◆ SET PROBLEM
Give back the entire listing verbatim.

◆ Collected data entries
----------------------------------------
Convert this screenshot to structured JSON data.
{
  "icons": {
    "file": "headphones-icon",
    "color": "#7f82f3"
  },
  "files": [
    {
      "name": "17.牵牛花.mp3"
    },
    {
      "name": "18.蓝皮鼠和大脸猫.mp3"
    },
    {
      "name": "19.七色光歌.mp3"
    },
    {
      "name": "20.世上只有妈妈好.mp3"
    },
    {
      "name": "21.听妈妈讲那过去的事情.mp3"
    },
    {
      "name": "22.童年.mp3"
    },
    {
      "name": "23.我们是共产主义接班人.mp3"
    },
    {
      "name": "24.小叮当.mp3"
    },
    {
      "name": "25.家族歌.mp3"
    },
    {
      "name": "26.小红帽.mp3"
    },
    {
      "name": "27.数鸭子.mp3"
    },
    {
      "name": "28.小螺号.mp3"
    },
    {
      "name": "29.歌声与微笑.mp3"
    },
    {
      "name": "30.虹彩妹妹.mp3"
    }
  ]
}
----------------------------------------
◆ RESPONSE TO THE TASK
Convert this screenshot to structured JSON data.
{
  "icons": {
    "file": "headphones-icon",
    "color": "#7f82f3"
  },
  "files": [
    {
      "name": "17.牵牛花.mp3"
    },
    {
      "name": "18.蓝皮鼠和大脸猫.mp3"
    },
    {
      "name": "19.七色光歌.mp3"
    },
    {
      "name": "20.世上只有妈妈好.mp3"
    },
    {
      "name": "21.听妈妈讲那过去的事情.mp3"
    },
    {
      "name": "22.童年.mp3"
    },
    {
      "name": "23.我们是共产主义接班人.mp3"
    },
    {
      "name": "24.小叮当.mp3"
    },
    {
      "name": "25.家族歌.mp3"
    },
    {
      "name": "26.小红帽.mp3"
    },
    {
      "name": "27.数鸭子.mp3"
    },
    {
      "name": "28.小螺号.mp3"
    },
    {
      "name": "29.歌声与微笑.mp3"
    },
    {
      "name": "30.虹彩妹妹.mp3"
    }
  ]
}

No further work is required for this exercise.